**Dataset items**

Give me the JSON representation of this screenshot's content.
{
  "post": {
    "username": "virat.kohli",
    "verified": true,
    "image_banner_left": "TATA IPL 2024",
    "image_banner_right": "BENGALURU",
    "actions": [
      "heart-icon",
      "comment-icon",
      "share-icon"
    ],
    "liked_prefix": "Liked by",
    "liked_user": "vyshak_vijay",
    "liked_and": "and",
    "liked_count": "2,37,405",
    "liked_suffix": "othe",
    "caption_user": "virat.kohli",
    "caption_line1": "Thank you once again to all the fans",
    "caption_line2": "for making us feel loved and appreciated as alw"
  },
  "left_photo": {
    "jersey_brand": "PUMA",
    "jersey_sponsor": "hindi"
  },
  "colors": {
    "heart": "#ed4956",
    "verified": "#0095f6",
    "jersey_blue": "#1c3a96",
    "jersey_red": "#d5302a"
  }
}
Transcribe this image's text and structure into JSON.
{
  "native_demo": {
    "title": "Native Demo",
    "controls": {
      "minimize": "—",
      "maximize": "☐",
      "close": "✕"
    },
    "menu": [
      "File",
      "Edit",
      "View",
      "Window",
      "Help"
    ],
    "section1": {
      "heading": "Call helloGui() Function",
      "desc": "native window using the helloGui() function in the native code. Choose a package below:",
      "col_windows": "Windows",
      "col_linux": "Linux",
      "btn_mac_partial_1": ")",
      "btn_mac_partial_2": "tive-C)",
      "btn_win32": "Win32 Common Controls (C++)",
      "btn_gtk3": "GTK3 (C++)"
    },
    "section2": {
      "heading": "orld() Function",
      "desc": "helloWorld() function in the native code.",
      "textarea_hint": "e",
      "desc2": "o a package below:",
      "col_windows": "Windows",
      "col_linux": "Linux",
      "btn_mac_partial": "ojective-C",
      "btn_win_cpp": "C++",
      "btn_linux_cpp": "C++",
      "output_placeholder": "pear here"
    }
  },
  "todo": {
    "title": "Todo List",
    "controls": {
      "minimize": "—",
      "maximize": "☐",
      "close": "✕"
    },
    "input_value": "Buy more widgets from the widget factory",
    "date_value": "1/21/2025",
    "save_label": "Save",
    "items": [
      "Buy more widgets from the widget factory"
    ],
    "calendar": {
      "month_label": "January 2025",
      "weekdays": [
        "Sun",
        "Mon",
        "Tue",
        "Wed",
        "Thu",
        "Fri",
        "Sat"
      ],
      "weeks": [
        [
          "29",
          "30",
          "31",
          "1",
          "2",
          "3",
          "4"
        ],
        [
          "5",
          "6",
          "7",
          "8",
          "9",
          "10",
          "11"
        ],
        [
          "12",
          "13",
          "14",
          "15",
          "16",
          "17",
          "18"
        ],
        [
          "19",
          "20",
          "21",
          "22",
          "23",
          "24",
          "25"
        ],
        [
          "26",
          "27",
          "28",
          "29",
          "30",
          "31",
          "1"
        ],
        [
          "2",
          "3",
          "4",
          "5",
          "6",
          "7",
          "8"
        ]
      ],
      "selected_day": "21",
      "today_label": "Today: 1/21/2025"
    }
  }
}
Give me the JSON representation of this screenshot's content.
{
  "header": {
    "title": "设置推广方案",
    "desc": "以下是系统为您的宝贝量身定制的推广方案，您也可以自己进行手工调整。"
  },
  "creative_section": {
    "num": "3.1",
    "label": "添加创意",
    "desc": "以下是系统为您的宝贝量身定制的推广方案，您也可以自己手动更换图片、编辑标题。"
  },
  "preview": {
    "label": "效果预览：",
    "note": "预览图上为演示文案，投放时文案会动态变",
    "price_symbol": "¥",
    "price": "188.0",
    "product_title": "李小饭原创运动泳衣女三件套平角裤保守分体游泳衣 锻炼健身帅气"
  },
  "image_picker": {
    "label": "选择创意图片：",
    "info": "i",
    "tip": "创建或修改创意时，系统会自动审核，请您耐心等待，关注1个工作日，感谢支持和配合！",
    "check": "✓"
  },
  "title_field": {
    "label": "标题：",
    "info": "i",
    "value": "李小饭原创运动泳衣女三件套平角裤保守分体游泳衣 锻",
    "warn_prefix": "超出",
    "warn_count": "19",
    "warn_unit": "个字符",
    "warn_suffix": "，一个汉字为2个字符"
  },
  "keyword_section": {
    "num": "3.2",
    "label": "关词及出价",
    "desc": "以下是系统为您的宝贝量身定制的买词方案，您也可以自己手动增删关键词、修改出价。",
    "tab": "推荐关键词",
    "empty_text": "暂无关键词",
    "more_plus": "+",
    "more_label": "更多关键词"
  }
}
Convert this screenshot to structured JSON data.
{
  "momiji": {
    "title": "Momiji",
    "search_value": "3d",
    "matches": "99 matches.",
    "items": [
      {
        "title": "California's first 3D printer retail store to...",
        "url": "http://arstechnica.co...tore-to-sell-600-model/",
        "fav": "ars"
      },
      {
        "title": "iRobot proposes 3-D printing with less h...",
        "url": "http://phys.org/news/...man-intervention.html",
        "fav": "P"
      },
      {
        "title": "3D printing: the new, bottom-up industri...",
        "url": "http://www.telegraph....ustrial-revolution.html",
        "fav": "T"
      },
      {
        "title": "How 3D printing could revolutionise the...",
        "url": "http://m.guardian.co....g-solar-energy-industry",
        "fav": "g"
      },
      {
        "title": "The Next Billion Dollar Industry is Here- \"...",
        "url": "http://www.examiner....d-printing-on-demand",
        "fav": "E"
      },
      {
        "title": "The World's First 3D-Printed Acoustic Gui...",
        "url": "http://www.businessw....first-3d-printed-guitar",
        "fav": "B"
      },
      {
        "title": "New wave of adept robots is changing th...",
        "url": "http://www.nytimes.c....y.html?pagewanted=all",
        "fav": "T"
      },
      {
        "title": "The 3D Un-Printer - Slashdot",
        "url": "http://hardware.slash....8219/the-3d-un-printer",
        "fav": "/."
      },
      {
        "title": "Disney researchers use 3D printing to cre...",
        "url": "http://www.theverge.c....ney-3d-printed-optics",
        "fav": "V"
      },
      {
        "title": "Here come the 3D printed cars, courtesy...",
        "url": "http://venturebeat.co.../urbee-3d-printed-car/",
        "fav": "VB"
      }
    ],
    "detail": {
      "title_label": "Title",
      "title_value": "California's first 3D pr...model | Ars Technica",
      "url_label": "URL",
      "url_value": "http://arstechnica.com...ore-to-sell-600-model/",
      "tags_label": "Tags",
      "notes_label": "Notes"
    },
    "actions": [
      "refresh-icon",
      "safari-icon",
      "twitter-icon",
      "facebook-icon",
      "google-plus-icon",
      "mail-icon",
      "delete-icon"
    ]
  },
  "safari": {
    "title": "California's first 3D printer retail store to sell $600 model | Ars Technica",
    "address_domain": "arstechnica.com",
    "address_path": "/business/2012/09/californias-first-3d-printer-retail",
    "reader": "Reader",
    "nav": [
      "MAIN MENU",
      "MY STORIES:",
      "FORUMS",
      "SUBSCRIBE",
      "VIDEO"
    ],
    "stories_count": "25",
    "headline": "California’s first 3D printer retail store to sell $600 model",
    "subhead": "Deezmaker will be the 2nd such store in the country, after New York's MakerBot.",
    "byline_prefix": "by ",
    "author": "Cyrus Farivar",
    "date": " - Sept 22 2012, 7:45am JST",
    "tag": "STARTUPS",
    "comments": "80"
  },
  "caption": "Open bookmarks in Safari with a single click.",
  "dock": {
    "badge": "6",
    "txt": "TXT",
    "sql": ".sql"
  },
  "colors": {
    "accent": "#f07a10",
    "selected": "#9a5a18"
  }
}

**Aim**
Output every line above without altering anything.

**Final answer**
Give me the JSON representation of this screenshot's content.
{
  "post": {
    "username": "virat.kohli",
    "verified": true,
    "image_banner_left": "TATA IPL 2024",
    "image_banner_right": "BENGALURU",
    "actions": [
      "heart-icon",
      "comment-icon",
      "share-icon"
    ],
    "liked_prefix": "Liked by",
    "liked_user": "vyshak_vijay",
    "liked_and": "and",
    "liked_count": "2,37,405",
    "liked_suffix": "othe",
    "caption_user": "virat.kohli",
    "caption_line1": "Thank you once again to all the fans",
    "caption_line2": "for making us feel loved and appreciated as alw"
  },
  "left_photo": {
    "jersey_brand": "PUMA",
    "jersey_sponsor": "hindi"
  },
  "colors": {
    "heart": "#ed4956",
    "verified": "#0095f6",
    "jersey_blue": "#1c3a96",
    "jersey_red": "#d5302a"
  }
}
Transcribe this image's text and structure into JSON.
{
  "native_demo": {
    "title": "Native Demo",
    "controls": {
      "minimize": "—",
      "maximize": "☐",
      "close": "✕"
    },
    "menu": [
      "File",
      "Edit",
      "View",
      "Window",
      "Help"
    ],
    "section1": {
      "heading": "Call helloGui() Function",
      "desc": "native window using the helloGui() function in the native code. Choose a package below:",
      "col_windows": "Windows",
      "col_linux": "Linux",
      "btn_mac_partial_1": ")",
      "btn_mac_partial_2": "tive-C)",
      "btn_win32": "Win32 Common Controls (C++)",
      "btn_gtk3": "GTK3 (C++)"
    },
    "section2": {
      "heading": "orld() Function",
      "desc": "helloWorld() function in the native code.",
      "textarea_hint": "e",
      "desc2": "o a package below:",
      "col_windows": "Windows",
      "col_linux": "Linux",
      "btn_mac_partial": "ojective-C",
      "btn_win_cpp": "C++",
      "btn_linux_cpp": "C++",
      "output_placeholder": "pear here"
    }
  },
  "todo": {
    "title": "Todo List",
    "controls": {
      "minimize": "—",
      "maximize": "☐",
      "close": "✕"
    },
    "input_value": "Buy more widgets from the widget factory",
    "date_value": "1/21/2025",
    "save_label": "Save",
    "items": [
      "Buy more widgets from the widget factory"
    ],
    "calendar": {
      "month_label": "January 2025",
      "weekdays": [
        "Sun",
        "Mon",
        "Tue",
        "Wed",
        "Thu",
        "Fri",
        "Sat"
      ],
      "weeks": [
        [
          "29",
          "30",
          "31",
          "1",
          "2",
          "3",
          "4"
        ],
        [
          "5",
          "6",
          "7",
          "8",
          "9",
          "10",
          "11"
        ],
        [
          "12",
          "13",
          "14",
          "15",
          "16",
          "17",
          "18"
        ],
        [
          "19",
          "20",
          "21",
          "22",
          "23",
          "24",
          "25"
        ],
        [
          "26",
          "27",
          "28",
          "29",
          "30",
          "31",
          "1"
        ],
        [
          "2",
          "3",
          "4",
          "5",
          "6",
          "7",
          "8"
        ]
      ],
      "selected_day": "21",
      "today_label": "Today: 1/21/2025"
    }
  }
}
Give me the JSON representation of this screenshot's content.
{
  "header": {
    "title": "设置推广方案",
    "desc": "以下是系统为您的宝贝量身定制的推广方案，您也可以自己进行手工调整。"
  },
  "creative_section": {
    "num": "3.1",
    "label": "添加创意",
    "desc": "以下是系统为您的宝贝量身定制的推广方案，您也可以自己手动更换图片、编辑标题。"
  },
  "preview": {
    "label": "效果预览：",
    "note": "预览图上为演示文案，投放时文案会动态变",
    "price_symbol": "¥",
    "price": "188.0",
    "product_title": "李小饭原创运动泳衣女三件套平角裤保守分体游泳衣 锻炼健身帅气"
  },
  "image_picker": {
    "label": "选择创意图片：",
    "info": "i",
    "tip": "创建或修改创意时，系统会自动审核，请您耐心等待，关注1个工作日，感谢支持和配合！",
    "check": "✓"
  },
  "title_field": {
    "label": "标题：",
    "info": "i",
    "value": "李小饭原创运动泳衣女三件套平角裤保守分体游泳衣 锻",
    "warn_prefix": "超出",
    "warn_count": "19",
    "warn_unit": "个字符",
    "warn_suffix": "，一个汉字为2个字符"
  },
  "keyword_section": {
    "num": "3.2",
    "label": "关词及出价",
    "desc": "以下是系统为您的宝贝量身定制的买词方案，您也可以自己手动增删关键词、修改出价。",
    "tab": "推荐关键词",
    "empty_text": "暂无关键词",
    "more_plus": "+",
    "more_label": "更多关键词"
  }
}
Convert this screenshot to structured JSON data.
{
  "momiji": {
    "title": "Momiji",
    "search_value": "3d",
    "matches": "99 matches.",
    "items": [
      {
        "title": "California's first 3D printer retail store to...",
        "url": "http://arstechnica.co...tore-to-sell-600-model/",
        "fav": "ars"
      },
      {
        "title": "iRobot proposes 3-D printing with less h...",
        "url": "http://phys.org/news/...man-intervention.html",
        "fav": "P"
      },
      {
        "title": "3D printing: the new, bottom-up industri...",
        "url": "http://www.telegraph....ustrial-revolution.html",
        "fav": "T"
      },
      {
        "title": "How 3D printing could revolutionise the...",
        "url": "http://m.guardian.co....g-solar-energy-industry",
        "fav": "g"
      },
      {
        "title": "The Next Billion Dollar Industry is Here- \"...",
        "url": "http://www.examiner....d-printing-on-demand",
        "fav": "E"
      },
      {
        "title": "The World's First 3D-Printed Acoustic Gui...",
        "url": "http://www.businessw....first-3d-printed-guitar",
        "fav": "B"
      },
      {
        "title": "New wave of adept robots is changing th...",
        "url": "http://www.nytimes.c....y.html?pagewanted=all",
        "fav": "T"
      },
      {
        "title": "The 3D Un-Printer - Slashdot",
        "url": "http://hardware.slash....8219/the-3d-un-printer",
        "fav": "/."
      },
      {
        "title": "Disney researchers use 3D printing to cre...",
        "url": "http://www.theverge.c....ney-3d-printed-optics",
        "fav": "V"
      },
      {
        "title": "Here come the 3D printed cars, courtesy...",
        "url": "http://venturebeat.co.../urbee-3d-printed-car/",
        "fav": "VB"
      }
    ],
    "detail": {
      "title_label": "Title",
      "title_value": "California's first 3D pr...model | Ars Technica",
      "url_label": "URL",
      "url_value": "http://arstechnica.com...ore-to-sell-600-model/",
      "tags_label": "Tags",
      "notes_label": "Notes"
    },
    "actions": [
      "refresh-icon",
      "safari-icon",
      "twitter-icon",
      "facebook-icon",
      "google-plus-icon",
      "mail-icon",
      "delete-icon"
    ]
  },
  "safari": {
    "title": "California's first 3D printer retail store to sell $600 model | Ars Technica",
    "address_domain": "arstechnica.com",
    "address_path": "/business/2012/09/californias-first-3d-printer-retail",
    "reader": "Reader",
    "nav": [
      "MAIN MENU",
      "MY STORIES:",
      "FORUMS",
      "SUBSCRIBE",
      "VIDEO"
    ],
    "stories_count": "25",
    "headline": "California’s first 3D printer retail store to sell $600 model",
    "subhead": "Deezmaker will be the 2nd such store in the country, after New York's MakerBot.",
    "byline_prefix": "by ",
    "author": "Cyrus Farivar",
    "date": " - Sept 22 2012, 7:45am JST",
    "tag": "STARTUPS",
    "comments": "80"
  },
  "caption": "Open bookmarks in Safari with a single click.",
  "dock": {
    "badge": "6",
    "txt": "TXT",
    "sql": ".sql"
  },
  "colors": {
    "accent": "#f07a10",
    "selected": "#9a5a18"
  }
}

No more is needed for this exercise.